_What you have to do_. Reproduce the data in its entirety, exactly as supplied.

_Provided data_.
BEGIN

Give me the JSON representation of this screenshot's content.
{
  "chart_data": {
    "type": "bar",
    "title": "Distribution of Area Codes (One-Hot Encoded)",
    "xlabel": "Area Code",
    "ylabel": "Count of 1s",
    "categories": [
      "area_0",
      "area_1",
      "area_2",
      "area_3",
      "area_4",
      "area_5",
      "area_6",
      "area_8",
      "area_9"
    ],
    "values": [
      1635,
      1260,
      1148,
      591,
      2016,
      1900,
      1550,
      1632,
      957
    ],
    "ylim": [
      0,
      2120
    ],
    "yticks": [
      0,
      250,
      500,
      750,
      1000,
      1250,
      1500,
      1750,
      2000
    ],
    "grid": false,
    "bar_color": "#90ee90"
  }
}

END

_Task result_.
Give me the JSON representation of this screenshot's content.
{
  "chart_data": {
    "type": "bar",
    "title": "Distribution of Area Codes (One-Hot Encoded)",
    "xlabel": "Area Code",
    "ylabel": "Count of 1s",
    "categories": [
      "area_0",
      "area_1",
      "area_2",
      "area_3",
      "area_4",
      "area_5",
      "area_6",
      "area_8",
      "area_9"
    ],
    "values": [
      1635,
      1260,
      1148,
      591,
      2016,
      1900,
      1550,
      1632,
      957
    ],
    "ylim": [
      0,
      2120
    ],
    "yticks": [
      0,
      250,
      500,
      750,
      1000,
      1250,
      1500,
      1750,
      2000
    ],
    "grid": false,
    "bar_color": "#90ee90"
  }
}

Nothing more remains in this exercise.